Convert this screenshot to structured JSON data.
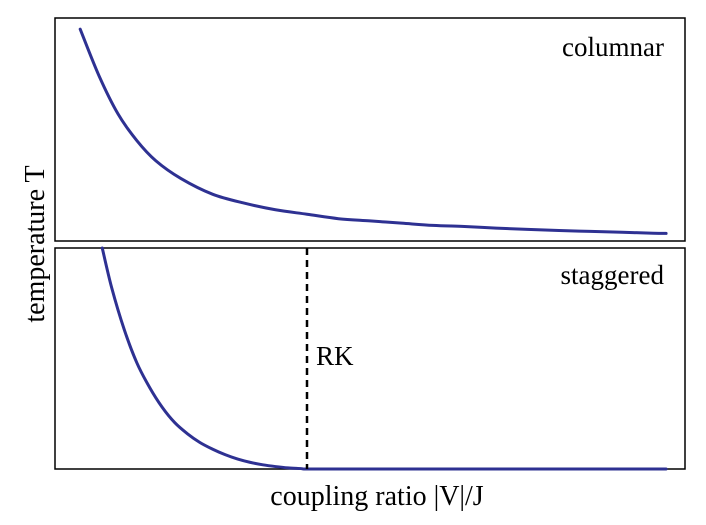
{
  "chart_data": [
    {
      "type": "line",
      "panel": "top",
      "label": "columnar",
      "xlabel": "coupling ratio |V|/J",
      "ylabel": "temperature T",
      "xlim": [
        0,
        1
      ],
      "ylim": [
        0,
        1
      ],
      "grid": false,
      "series": [
        {
          "color": "#2e3192",
          "x": [
            0.04,
            0.07,
            0.1,
            0.13,
            0.16,
            0.2,
            0.25,
            0.3,
            0.35,
            0.4,
            0.45,
            0.5,
            0.55,
            0.6,
            0.65,
            0.7,
            0.75,
            0.8,
            0.85,
            0.9,
            0.95,
            0.97
          ],
          "y": [
            0.95,
            0.74,
            0.57,
            0.45,
            0.36,
            0.28,
            0.21,
            0.17,
            0.14,
            0.12,
            0.1,
            0.09,
            0.08,
            0.07,
            0.065,
            0.058,
            0.052,
            0.047,
            0.043,
            0.039,
            0.035,
            0.034
          ]
        }
      ]
    },
    {
      "type": "line",
      "panel": "bottom",
      "label": "staggered",
      "xlabel": "coupling ratio |V|/J",
      "ylabel": "temperature T",
      "xlim": [
        0,
        1
      ],
      "ylim": [
        0,
        1
      ],
      "grid": false,
      "series": [
        {
          "color": "#2e3192",
          "x": [
            0.075,
            0.09,
            0.11,
            0.13,
            0.15,
            0.17,
            0.19,
            0.21,
            0.23,
            0.25,
            0.27,
            0.29,
            0.31,
            0.33,
            0.35,
            0.37,
            0.39,
            0.4,
            0.45,
            0.55,
            0.65,
            0.75,
            0.85,
            0.95,
            0.97
          ],
          "y": [
            1.0,
            0.82,
            0.63,
            0.48,
            0.37,
            0.28,
            0.21,
            0.16,
            0.12,
            0.09,
            0.065,
            0.045,
            0.03,
            0.019,
            0.011,
            0.005,
            0.002,
            0.0,
            0.0,
            0.0,
            0.0,
            0.0,
            0.0,
            0.0,
            0.0
          ]
        }
      ],
      "annotations": [
        {
          "text": "RK",
          "x": 0.4,
          "style": "dashed-vertical-line"
        }
      ]
    }
  ]
}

▶ [Exercise objective]: Skip the images and write out the rest of the listing exactly.

▶ [Output for this exercise]:
Convert this screenshot to structured JSON data.
{
  "chart_data": [
    {
      "type": "line",
      "panel": "top",
      "label": "columnar",
      "xlabel": "coupling ratio |V|/J",
      "ylabel": "temperature T",
      "xlim": [
        0,
        1
      ],
      "ylim": [
        0,
        1
      ],
      "grid": false,
      "series": [
        {
          "color": "#2e3192",
          "x": [
            0.04,
            0.07,
            0.1,
            0.13,
            0.16,
            0.2,
            0.25,
            0.3,
            0.35,
            0.4,
            0.45,
            0.5,
            0.55,
            0.6,
            0.65,
            0.7,
            0.75,
            0.8,
            0.85,
            0.9,
            0.95,
            0.97
          ],
          "y": [
            0.95,
            0.74,
            0.57,
            0.45,
            0.36,
            0.28,
            0.21,
            0.17,
            0.14,
            0.12,
            0.1,
            0.09,
            0.08,
            0.07,
            0.065,
            0.058,
            0.052,
            0.047,
            0.043,
            0.039,
            0.035,
            0.034
          ]
        }
      ]
    },
    {
      "type": "line",
      "panel": "bottom",
      "label": "staggered",
      "xlabel": "coupling ratio |V|/J",
      "ylabel": "temperature T",
      "xlim": [
        0,
        1
      ],
      "ylim": [
        0,
        1
      ],
      "grid": false,
      "series": [
        {
          "color": "#2e3192",
          "x": [
            0.075,
            0.09,
            0.11,
            0.13,
            0.15,
            0.17,
            0.19,
            0.21,
            0.23,
            0.25,
            0.27,
            0.29,
            0.31,
            0.33,
            0.35,
            0.37,
            0.39,
            0.4,
            0.45,
            0.55,
            0.65,
            0.75,
            0.85,
            0.95,
            0.97
          ],
          "y": [
            1.0,
            0.82,
            0.63,
            0.48,
            0.37,
            0.28,
            0.21,
            0.16,
            0.12,
            0.09,
            0.065,
            0.045,
            0.03,
            0.019,
            0.011,
            0.005,
            0.002,
            0.0,
            0.0,
            0.0,
            0.0,
            0.0,
            0.0,
            0.0,
            0.0
          ]
        }
      ],
      "annotations": [
        {
          "text": "RK",
          "x": 0.4,
          "style": "dashed-vertical-line"
        }
      ]
    }
  ]
}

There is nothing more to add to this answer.